Some records:
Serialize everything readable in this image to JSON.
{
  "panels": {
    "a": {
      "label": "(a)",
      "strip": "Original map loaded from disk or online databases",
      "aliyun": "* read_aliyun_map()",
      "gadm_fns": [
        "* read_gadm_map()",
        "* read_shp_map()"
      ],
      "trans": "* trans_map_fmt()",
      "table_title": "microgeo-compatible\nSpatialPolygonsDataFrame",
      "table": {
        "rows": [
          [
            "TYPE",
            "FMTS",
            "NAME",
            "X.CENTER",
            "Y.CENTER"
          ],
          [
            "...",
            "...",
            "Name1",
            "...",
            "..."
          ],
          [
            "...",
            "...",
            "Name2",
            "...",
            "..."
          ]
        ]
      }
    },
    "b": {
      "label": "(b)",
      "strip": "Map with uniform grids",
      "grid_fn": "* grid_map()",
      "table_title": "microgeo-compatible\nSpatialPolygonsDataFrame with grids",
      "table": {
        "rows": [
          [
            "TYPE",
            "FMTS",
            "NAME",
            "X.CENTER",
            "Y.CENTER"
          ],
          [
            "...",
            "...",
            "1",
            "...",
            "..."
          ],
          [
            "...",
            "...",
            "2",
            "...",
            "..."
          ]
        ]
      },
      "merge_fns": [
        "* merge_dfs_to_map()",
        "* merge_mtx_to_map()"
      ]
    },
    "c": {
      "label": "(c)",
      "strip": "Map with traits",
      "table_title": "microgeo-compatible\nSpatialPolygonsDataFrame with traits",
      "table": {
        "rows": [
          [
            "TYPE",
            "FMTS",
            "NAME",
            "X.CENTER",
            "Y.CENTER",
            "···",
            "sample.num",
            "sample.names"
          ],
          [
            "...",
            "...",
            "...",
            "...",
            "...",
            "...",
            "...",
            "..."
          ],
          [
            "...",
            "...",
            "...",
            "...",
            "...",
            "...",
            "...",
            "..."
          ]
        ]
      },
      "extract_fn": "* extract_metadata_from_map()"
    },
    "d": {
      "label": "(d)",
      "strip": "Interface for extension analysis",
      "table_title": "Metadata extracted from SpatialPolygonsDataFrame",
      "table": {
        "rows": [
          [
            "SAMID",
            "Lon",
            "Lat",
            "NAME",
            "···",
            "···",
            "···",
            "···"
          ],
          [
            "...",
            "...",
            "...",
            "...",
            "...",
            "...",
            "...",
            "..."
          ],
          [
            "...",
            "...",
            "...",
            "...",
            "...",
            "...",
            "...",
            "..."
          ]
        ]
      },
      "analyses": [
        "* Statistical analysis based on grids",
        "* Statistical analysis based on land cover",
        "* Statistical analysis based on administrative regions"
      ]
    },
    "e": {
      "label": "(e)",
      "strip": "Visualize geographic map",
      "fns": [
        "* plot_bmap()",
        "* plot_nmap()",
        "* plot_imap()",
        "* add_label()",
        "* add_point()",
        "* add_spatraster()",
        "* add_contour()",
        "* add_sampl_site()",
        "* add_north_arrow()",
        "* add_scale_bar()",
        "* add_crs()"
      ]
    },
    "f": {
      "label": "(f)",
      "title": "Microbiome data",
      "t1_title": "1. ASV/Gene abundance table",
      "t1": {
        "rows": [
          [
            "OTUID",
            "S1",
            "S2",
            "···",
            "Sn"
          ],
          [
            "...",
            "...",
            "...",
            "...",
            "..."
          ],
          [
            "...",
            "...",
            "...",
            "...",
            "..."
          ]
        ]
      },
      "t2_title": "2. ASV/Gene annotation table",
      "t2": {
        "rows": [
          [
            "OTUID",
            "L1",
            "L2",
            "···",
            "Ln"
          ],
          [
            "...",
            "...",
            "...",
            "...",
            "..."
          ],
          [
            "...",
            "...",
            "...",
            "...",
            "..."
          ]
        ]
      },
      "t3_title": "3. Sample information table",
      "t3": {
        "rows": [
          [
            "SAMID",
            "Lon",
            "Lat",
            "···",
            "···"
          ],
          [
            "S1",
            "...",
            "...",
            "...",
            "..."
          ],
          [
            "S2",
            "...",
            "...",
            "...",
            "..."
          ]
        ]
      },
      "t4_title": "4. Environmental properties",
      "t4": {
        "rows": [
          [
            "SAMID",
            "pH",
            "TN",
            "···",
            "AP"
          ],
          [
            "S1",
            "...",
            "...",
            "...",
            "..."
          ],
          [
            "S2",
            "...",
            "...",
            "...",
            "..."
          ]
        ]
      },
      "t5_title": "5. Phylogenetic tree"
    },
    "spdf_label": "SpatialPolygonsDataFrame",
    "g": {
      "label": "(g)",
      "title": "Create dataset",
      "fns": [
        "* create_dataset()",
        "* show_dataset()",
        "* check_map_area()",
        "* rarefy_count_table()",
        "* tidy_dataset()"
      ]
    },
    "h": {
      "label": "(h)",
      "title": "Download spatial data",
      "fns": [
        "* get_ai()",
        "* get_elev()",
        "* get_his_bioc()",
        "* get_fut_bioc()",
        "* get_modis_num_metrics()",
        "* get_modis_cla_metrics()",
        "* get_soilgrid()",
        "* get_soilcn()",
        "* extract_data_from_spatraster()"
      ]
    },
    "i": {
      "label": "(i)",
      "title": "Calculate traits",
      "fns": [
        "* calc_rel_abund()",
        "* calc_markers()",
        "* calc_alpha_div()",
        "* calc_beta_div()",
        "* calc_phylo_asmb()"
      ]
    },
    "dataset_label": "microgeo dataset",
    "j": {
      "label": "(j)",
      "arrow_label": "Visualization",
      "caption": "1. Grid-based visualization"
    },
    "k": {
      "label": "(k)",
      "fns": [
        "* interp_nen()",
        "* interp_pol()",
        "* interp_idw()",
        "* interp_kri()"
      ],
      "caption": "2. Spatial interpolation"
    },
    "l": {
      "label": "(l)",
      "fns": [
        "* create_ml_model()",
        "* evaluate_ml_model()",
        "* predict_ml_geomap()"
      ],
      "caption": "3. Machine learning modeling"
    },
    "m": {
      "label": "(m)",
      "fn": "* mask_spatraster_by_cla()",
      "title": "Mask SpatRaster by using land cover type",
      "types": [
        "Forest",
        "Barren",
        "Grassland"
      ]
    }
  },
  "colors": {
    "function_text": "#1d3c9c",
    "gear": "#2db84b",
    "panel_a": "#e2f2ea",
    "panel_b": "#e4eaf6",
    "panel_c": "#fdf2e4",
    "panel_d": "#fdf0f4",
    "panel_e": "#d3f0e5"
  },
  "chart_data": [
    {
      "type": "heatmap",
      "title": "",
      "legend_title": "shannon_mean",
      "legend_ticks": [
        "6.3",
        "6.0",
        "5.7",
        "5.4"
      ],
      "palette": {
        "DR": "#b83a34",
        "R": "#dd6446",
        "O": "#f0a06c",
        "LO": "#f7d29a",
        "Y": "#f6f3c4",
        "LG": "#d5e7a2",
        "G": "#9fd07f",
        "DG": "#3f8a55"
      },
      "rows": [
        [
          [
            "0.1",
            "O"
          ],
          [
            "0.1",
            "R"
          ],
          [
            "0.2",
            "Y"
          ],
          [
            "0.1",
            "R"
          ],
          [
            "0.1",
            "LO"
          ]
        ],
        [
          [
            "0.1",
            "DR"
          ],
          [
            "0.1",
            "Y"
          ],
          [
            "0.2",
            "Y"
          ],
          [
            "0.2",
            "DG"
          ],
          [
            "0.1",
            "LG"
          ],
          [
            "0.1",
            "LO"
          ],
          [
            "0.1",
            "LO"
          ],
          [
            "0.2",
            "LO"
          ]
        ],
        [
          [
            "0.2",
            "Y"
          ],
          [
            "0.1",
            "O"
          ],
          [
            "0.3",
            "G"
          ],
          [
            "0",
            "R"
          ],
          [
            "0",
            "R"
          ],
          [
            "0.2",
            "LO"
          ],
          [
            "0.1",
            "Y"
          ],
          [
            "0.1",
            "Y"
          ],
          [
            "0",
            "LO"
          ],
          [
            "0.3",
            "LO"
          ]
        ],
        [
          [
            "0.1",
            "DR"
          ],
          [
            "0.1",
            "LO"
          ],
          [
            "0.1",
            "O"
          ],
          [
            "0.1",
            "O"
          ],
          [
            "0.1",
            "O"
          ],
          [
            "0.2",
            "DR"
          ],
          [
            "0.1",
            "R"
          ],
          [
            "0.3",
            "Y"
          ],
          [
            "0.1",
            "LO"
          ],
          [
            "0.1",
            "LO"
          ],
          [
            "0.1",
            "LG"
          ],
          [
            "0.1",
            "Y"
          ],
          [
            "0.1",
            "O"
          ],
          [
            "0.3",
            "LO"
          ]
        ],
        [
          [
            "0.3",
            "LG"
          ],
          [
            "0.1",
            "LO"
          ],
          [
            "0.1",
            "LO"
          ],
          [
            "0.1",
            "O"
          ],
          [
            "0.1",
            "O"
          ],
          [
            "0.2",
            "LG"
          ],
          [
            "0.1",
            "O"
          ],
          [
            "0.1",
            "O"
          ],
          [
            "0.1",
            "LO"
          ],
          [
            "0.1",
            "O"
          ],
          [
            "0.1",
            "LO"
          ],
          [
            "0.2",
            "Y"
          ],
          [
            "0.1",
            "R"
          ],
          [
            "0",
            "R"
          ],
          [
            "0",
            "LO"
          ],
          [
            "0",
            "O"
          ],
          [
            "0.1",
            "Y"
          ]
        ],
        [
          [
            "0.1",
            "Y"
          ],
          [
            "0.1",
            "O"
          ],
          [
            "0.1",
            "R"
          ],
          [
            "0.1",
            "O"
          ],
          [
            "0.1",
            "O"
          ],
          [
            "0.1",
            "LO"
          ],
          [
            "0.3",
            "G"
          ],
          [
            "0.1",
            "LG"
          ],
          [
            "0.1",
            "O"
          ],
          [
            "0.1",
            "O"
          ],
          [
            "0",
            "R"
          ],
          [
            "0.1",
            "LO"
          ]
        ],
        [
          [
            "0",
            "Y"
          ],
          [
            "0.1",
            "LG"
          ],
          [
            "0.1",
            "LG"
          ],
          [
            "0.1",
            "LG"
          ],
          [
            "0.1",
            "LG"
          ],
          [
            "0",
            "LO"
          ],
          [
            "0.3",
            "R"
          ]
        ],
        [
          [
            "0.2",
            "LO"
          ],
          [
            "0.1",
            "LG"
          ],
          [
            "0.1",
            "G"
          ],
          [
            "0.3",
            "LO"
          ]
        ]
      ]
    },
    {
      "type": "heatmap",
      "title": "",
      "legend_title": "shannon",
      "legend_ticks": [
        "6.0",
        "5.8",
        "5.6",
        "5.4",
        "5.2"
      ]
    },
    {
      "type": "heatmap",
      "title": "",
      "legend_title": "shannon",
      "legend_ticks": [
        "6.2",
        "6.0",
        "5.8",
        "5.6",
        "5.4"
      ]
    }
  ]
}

==

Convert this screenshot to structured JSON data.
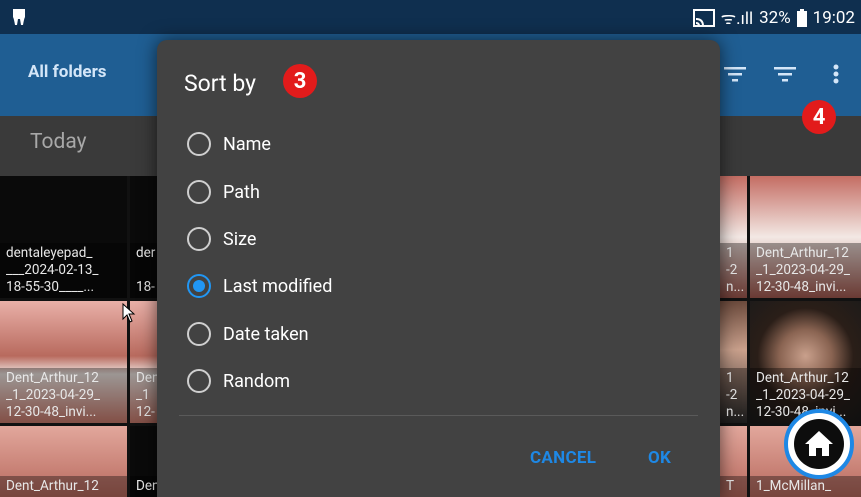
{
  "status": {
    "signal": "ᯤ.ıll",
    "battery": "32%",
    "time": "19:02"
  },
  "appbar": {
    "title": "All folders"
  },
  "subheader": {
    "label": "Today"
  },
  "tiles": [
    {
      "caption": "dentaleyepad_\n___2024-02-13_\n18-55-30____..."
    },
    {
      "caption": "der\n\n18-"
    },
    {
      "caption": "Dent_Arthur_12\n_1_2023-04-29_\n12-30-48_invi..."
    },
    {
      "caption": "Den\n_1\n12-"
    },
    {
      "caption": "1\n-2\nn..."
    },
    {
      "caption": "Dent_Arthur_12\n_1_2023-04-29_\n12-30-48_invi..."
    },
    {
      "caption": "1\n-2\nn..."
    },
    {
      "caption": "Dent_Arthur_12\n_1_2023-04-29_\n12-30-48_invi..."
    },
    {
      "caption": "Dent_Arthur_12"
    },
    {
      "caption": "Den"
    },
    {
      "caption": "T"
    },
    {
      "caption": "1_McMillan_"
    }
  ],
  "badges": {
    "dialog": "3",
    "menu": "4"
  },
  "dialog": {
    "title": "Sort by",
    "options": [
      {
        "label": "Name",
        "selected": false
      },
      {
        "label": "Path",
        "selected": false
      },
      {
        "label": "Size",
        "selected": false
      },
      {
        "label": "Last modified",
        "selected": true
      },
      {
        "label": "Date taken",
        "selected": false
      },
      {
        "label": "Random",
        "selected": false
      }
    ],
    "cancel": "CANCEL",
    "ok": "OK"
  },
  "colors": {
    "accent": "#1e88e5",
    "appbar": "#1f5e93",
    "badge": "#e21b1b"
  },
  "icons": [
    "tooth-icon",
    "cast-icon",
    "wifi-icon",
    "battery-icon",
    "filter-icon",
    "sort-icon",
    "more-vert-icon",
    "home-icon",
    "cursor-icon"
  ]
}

EXERCISE AIM: Look through the records and gather each line with the word "nSpatialPolygonsDataFrame".

FINISHED TASK:
      "table_title": "microgeo-compatible\nSpatialPolygonsDataFrame",
      "table_title": "microgeo-compatible\nSpatialPolygonsDataFrame with grids",
      "table_title": "microgeo-compatible\nSpatialPolygonsDataFrame with traits",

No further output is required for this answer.